[Collected data entries]
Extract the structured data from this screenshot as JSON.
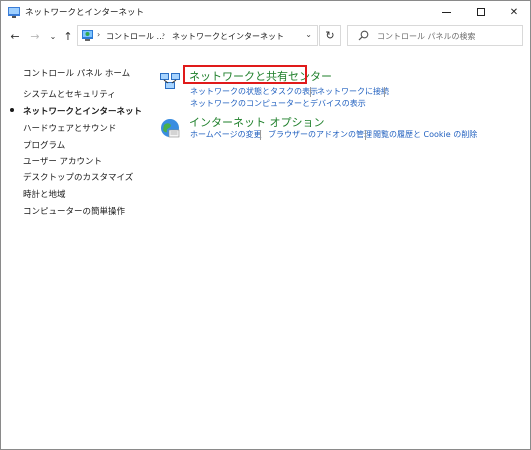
{
  "window": {
    "title": "ネットワークとインターネット",
    "minimize_icon": "minimize-icon",
    "maximize_icon": "maximize-icon",
    "close_icon": "close-icon"
  },
  "address": {
    "breadcrumbs": [
      "コントロール ...",
      "ネットワークとインターネット"
    ],
    "search_placeholder": "コントロール パネルの検索"
  },
  "sidebar": {
    "items": [
      {
        "label": "コントロール パネル ホーム",
        "current": false
      },
      {
        "label": "システムとセキュリティ",
        "current": false
      },
      {
        "label": "ネットワークとインターネット",
        "current": true
      },
      {
        "label": "ハードウェアとサウンド",
        "current": false
      },
      {
        "label": "プログラム",
        "current": false
      },
      {
        "label": "ユーザー アカウント",
        "current": false
      },
      {
        "label": "デスクトップのカスタマイズ",
        "current": false
      },
      {
        "label": "時計と地域",
        "current": false
      },
      {
        "label": "コンピューターの簡単操作",
        "current": false
      }
    ]
  },
  "categories": [
    {
      "title": "ネットワークと共有センター",
      "icon": "network-sharing-icon",
      "links": [
        "ネットワークの状態とタスクの表示",
        "ネットワークに接続",
        "ネットワークのコンピューターとデバイスの表示"
      ]
    },
    {
      "title": "インターネット オプション",
      "icon": "internet-globe-icon",
      "links": [
        "ホームページの変更",
        "ブラウザーのアドオンの管理",
        "閲覧の履歴と Cookie の削除"
      ]
    }
  ],
  "colors": {
    "category_title": "#1e7f2a",
    "link": "#1f5fbf",
    "highlight_border": "#e01a1a"
  }
}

▶ [Aim of the exercise]:
Report how many lines of the listing hold the word "コントロール", with nothing but the number.

▶ [In response]:
3